TO BE DONE >> What lines of the data hold the string "this"? Pull each one out.

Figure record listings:
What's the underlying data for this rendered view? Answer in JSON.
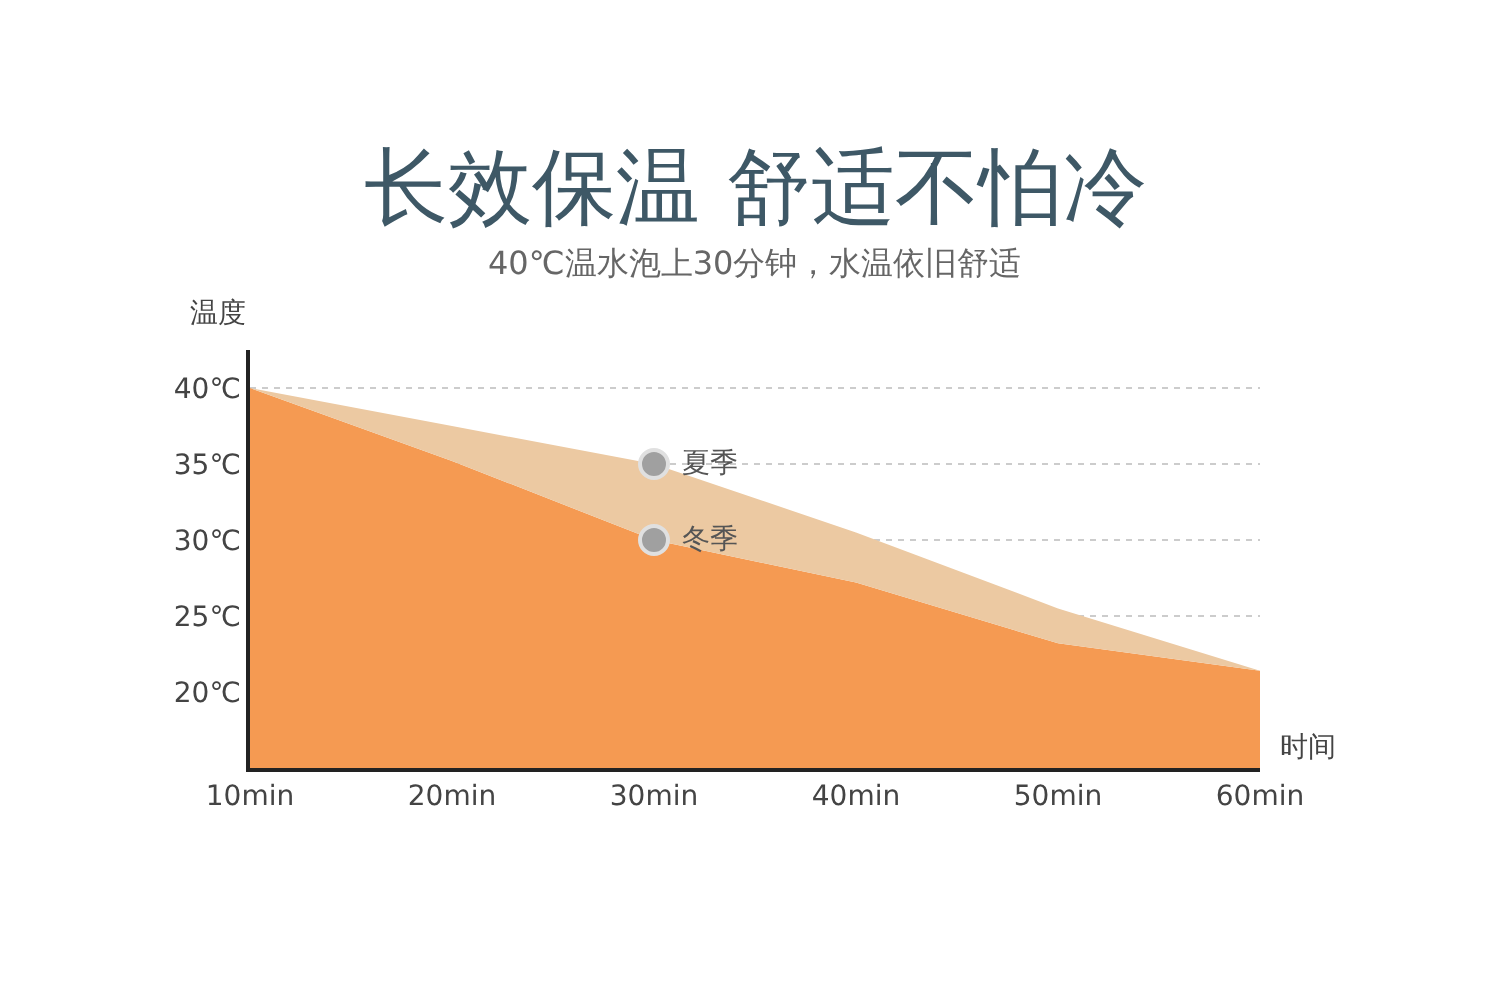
{
  "chart_data": {
    "type": "area",
    "title": "长效保温 舒适不怕冷",
    "subtitle": "40℃温水泡上30分钟，水温依旧舒适",
    "xlabel": "时间",
    "ylabel": "温度",
    "x": [
      10,
      20,
      30,
      40,
      50,
      60
    ],
    "series": [
      {
        "color": "#ecc9a2",
        "values": [
          40,
          37.5,
          35,
          30.5,
          25.5,
          21.4
        ]
      },
      {
        "color": "#f59a52",
        "values": [
          40,
          35.2,
          30,
          27.2,
          23.2,
          21.4
        ]
      }
    ],
    "annotations": [
      {
        "text": "夏季",
        "x": 30,
        "y": 35
      },
      {
        "text": "冬季",
        "x": 30,
        "y": 30
      }
    ],
    "xlim": [
      10,
      60
    ],
    "ylim": [
      15,
      42.5
    ],
    "xticks": [
      {
        "value": 10,
        "label": "10min"
      },
      {
        "value": 20,
        "label": "20min"
      },
      {
        "value": 30,
        "label": "30min"
      },
      {
        "value": 40,
        "label": "40min"
      },
      {
        "value": 50,
        "label": "50min"
      },
      {
        "value": 60,
        "label": "60min"
      }
    ],
    "yticks": [
      {
        "value": 20,
        "label": "20℃"
      },
      {
        "value": 25,
        "label": "25℃"
      },
      {
        "value": 30,
        "label": "30℃"
      },
      {
        "value": 35,
        "label": "35℃"
      },
      {
        "value": 40,
        "label": "40℃"
      }
    ],
    "grid": "y"
  }
}
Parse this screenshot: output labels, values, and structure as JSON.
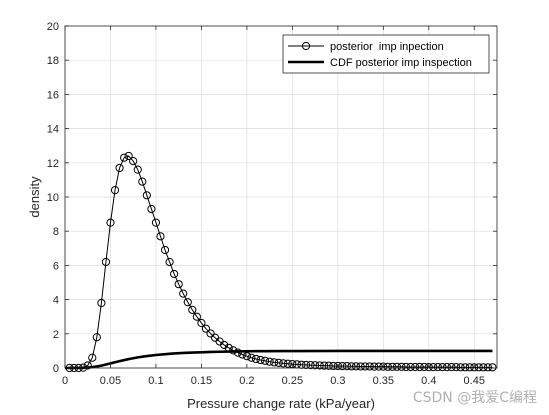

EXERCISE ANSWER >>
What's the underlying data for this rendered view? Answer in JSON.
Parse this screenshot: output labels, values, and structure as JSON.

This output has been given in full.